[Records from a collection of figures]
%%
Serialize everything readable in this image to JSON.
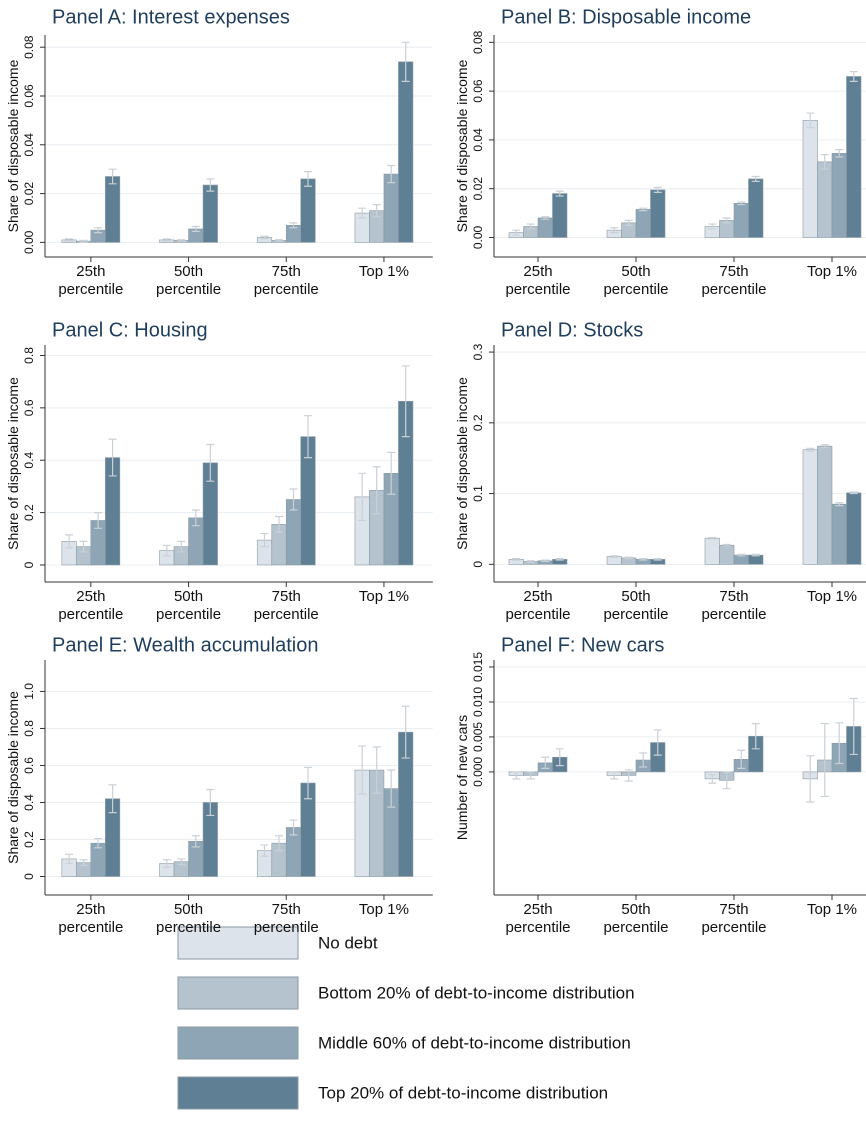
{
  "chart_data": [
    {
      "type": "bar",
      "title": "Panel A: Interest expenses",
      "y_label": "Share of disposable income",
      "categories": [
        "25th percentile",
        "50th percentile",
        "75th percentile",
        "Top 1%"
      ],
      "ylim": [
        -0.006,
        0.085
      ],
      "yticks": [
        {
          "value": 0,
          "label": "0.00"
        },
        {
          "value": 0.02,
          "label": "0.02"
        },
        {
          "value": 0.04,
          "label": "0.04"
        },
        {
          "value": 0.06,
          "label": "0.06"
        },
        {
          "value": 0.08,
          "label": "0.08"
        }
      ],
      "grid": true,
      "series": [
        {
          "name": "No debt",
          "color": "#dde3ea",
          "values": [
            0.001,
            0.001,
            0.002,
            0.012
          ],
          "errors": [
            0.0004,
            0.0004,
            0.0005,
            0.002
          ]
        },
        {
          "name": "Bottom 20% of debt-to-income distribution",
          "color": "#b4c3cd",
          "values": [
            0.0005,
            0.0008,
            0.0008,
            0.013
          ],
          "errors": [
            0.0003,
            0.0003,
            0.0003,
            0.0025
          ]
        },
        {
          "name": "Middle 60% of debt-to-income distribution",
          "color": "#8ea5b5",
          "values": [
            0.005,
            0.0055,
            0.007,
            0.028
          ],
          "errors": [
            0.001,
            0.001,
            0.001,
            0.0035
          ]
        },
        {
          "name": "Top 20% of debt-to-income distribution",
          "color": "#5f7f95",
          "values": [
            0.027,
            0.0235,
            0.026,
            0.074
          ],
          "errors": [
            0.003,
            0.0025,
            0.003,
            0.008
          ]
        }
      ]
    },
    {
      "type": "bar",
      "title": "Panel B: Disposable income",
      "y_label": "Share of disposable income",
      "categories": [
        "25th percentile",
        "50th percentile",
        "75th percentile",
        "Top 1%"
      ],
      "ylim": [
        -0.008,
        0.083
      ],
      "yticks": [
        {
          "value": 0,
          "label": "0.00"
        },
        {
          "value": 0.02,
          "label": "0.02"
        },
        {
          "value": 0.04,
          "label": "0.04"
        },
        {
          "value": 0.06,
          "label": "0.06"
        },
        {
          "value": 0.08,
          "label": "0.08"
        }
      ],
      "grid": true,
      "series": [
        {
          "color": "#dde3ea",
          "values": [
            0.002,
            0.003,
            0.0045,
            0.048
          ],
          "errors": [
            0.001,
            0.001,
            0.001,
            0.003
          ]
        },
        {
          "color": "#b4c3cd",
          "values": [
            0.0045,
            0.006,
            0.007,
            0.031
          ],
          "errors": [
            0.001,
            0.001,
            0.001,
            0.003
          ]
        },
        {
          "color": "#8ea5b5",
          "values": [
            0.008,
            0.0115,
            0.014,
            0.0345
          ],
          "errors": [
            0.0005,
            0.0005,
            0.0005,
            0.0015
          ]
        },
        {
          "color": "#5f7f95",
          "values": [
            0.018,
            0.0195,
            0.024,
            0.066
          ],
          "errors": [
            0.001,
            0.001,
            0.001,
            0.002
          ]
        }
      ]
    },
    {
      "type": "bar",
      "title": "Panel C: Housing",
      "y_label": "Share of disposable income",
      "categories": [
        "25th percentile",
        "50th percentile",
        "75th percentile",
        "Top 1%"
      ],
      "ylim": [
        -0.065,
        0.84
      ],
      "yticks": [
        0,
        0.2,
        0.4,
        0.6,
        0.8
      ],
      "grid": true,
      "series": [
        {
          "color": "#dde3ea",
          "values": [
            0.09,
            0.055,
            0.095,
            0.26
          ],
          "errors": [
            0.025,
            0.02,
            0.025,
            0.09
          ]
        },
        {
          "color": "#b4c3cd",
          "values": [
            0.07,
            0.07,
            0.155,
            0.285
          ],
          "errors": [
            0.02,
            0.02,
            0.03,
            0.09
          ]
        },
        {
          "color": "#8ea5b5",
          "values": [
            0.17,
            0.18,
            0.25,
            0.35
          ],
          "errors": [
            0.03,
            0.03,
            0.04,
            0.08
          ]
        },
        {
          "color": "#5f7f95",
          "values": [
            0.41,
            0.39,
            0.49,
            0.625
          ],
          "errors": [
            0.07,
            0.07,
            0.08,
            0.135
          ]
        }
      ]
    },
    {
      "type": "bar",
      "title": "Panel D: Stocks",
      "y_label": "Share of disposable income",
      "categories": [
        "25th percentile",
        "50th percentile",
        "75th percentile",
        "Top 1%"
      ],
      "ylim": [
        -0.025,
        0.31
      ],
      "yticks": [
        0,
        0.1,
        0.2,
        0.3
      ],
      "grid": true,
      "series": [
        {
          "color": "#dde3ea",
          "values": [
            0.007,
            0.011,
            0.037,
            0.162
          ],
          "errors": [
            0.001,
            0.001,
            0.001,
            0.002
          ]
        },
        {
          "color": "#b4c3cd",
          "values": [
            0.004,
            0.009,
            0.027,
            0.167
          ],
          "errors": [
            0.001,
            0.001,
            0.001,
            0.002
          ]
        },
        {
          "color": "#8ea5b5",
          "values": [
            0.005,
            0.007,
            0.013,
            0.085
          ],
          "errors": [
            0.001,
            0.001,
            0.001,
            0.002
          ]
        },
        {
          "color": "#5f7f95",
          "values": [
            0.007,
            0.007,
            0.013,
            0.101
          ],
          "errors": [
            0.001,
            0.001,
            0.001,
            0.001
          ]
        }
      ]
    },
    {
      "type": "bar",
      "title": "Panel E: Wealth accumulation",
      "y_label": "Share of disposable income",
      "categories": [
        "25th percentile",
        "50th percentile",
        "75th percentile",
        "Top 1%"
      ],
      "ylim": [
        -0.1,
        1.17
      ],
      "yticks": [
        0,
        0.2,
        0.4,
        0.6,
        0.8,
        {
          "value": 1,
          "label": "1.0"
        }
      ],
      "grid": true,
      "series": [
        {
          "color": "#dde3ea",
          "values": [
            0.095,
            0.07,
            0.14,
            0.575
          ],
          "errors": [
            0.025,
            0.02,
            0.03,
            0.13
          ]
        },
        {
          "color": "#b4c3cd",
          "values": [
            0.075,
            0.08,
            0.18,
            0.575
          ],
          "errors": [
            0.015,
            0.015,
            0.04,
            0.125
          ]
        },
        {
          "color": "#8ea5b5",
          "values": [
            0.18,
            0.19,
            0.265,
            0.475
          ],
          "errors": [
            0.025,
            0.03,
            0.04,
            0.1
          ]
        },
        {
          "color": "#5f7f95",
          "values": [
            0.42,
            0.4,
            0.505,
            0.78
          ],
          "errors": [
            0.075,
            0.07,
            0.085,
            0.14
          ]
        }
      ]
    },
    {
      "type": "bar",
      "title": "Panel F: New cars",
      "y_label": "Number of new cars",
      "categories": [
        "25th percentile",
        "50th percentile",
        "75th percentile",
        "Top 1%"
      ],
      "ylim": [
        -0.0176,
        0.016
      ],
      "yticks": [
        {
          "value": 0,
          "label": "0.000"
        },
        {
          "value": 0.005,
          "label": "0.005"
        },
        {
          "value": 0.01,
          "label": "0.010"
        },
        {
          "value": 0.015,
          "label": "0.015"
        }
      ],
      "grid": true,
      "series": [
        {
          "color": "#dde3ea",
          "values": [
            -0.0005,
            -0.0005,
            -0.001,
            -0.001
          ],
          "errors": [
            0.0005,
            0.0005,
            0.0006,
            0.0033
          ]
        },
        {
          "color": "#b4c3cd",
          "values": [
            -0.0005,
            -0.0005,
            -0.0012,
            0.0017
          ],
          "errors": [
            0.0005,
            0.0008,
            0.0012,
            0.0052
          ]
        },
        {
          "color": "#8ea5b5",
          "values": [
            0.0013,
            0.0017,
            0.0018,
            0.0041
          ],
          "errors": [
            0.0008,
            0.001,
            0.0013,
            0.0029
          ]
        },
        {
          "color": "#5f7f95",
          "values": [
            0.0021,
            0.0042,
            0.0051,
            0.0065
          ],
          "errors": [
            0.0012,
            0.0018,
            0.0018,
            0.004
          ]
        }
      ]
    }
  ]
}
%%
%%
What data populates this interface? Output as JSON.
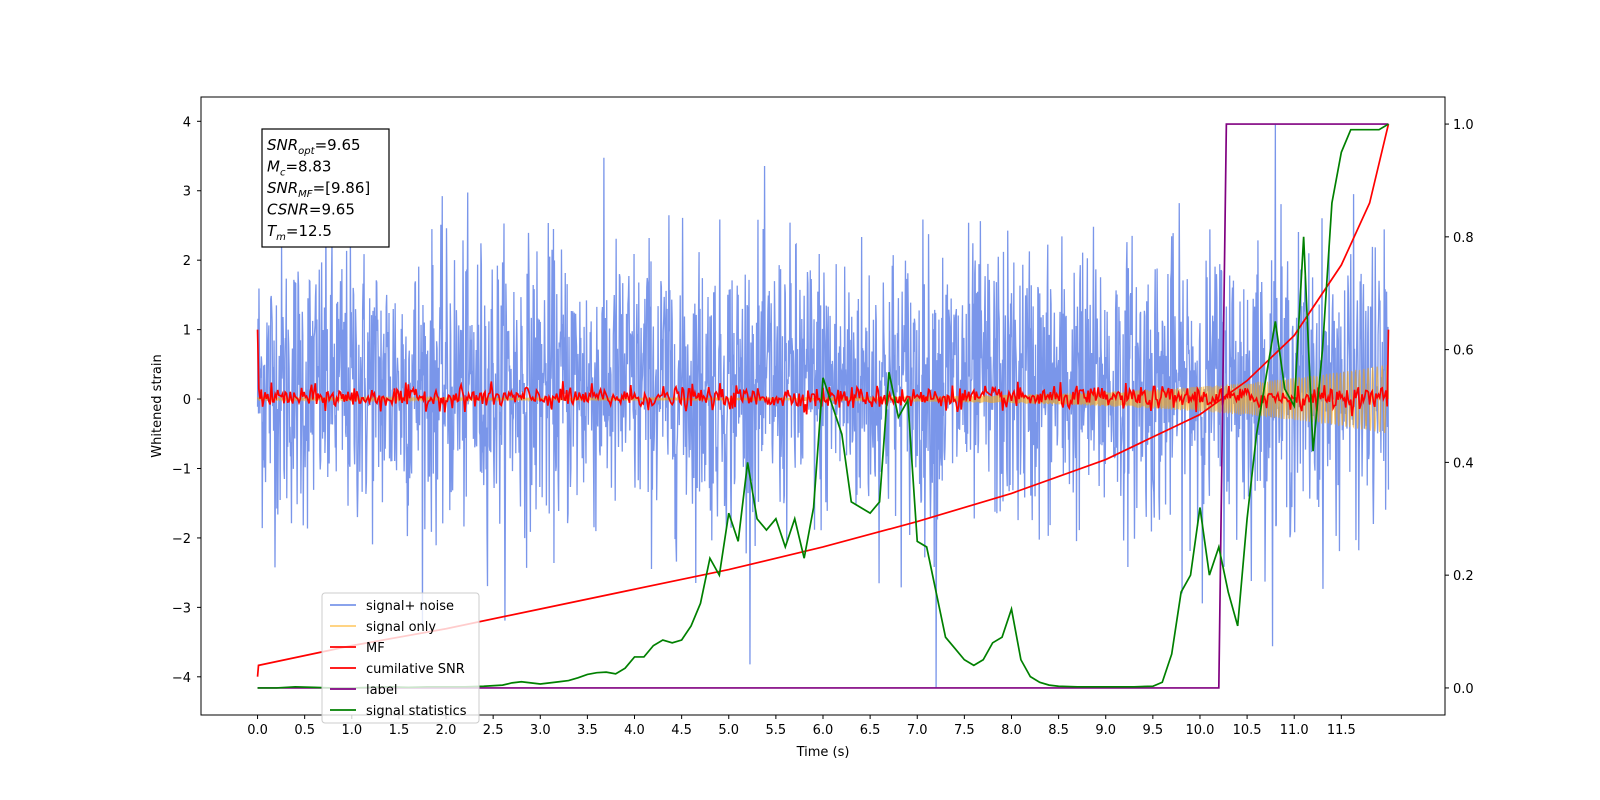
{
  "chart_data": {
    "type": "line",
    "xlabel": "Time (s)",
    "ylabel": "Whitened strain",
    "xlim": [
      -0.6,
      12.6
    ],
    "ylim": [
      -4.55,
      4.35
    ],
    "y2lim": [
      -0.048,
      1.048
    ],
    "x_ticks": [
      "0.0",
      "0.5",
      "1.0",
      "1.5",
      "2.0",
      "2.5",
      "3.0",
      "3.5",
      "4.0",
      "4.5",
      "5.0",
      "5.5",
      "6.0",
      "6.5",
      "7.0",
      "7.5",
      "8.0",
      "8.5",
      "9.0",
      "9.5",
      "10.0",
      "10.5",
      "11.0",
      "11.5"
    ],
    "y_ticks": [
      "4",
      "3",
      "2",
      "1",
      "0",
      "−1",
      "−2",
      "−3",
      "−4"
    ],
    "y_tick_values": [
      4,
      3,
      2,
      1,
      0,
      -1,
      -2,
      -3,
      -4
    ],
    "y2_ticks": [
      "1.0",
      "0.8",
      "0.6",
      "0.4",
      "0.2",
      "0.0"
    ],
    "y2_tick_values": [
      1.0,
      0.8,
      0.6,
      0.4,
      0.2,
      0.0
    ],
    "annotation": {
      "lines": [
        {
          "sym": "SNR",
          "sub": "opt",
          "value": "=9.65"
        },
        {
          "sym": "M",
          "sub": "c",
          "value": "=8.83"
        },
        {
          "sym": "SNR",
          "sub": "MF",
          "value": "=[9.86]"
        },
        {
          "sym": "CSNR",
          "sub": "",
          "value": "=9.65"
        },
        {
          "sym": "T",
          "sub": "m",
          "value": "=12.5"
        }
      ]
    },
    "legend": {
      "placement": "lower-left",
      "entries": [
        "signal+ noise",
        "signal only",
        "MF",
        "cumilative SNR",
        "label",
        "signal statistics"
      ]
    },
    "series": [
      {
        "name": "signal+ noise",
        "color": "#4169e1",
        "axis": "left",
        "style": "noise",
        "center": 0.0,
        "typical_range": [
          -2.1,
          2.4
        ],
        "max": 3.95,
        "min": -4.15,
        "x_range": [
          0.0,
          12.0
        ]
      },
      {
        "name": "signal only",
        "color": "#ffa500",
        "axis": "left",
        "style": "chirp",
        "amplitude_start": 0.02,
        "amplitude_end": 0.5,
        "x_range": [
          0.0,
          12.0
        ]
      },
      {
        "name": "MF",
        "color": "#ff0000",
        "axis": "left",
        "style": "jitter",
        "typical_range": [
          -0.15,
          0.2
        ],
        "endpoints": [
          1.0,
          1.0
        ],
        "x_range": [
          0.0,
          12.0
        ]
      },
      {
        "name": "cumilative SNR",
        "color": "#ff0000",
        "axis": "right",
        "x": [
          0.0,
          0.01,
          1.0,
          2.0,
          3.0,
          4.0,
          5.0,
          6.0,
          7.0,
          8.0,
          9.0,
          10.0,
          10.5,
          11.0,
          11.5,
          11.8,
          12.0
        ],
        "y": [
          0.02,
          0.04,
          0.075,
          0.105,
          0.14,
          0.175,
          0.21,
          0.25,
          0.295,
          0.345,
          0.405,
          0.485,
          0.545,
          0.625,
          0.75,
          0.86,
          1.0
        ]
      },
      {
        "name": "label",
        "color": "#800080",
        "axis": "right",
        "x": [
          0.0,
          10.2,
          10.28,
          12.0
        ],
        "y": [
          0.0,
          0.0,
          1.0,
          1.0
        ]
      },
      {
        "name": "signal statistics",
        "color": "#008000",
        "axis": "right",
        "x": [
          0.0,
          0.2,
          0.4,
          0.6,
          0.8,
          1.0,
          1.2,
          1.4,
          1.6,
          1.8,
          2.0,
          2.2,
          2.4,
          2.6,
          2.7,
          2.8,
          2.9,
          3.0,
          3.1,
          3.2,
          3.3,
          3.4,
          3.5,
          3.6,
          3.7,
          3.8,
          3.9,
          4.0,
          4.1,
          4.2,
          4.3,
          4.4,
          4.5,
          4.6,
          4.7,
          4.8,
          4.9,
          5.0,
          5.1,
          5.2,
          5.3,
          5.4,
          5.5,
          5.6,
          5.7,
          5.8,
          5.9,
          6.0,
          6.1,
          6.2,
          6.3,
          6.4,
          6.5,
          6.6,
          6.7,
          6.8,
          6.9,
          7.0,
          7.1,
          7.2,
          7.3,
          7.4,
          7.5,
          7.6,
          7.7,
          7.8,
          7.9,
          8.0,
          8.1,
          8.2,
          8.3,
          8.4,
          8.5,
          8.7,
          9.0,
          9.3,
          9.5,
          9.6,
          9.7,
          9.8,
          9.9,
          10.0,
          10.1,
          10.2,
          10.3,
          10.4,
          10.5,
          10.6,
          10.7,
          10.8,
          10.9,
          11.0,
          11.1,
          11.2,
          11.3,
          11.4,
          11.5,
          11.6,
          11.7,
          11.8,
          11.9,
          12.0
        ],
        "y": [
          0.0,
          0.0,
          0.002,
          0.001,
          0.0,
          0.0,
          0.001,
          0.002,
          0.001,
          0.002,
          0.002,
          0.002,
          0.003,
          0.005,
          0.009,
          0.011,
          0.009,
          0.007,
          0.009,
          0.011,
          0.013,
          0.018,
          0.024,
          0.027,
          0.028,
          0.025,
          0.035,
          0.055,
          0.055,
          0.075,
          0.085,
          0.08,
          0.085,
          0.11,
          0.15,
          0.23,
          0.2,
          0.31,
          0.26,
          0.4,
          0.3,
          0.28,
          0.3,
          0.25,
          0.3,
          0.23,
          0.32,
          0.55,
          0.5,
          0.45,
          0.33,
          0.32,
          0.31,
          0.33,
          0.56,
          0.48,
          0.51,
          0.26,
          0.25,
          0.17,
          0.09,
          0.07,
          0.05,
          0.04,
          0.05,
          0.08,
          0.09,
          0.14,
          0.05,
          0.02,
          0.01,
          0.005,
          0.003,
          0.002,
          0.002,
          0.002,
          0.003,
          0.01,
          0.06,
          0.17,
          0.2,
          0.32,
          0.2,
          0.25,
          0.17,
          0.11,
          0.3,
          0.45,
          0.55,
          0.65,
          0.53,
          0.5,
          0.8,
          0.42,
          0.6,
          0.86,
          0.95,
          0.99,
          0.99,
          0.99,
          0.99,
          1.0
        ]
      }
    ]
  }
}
%%
### Short exercise
Return all lines with the word "name" in them.

### Answer for the task
          "name": "No debt",
          "name": "Bottom 20% of debt-to-income distribution",
          "name": "Middle 60% of debt-to-income distribution",
          "name": "Top 20% of debt-to-income distribution",
        "name": "signal+ noise",
        "name": "signal only",
        "name": "MF",
        "name": "cumilative SNR",
        "name": "label",
        "name": "signal statistics",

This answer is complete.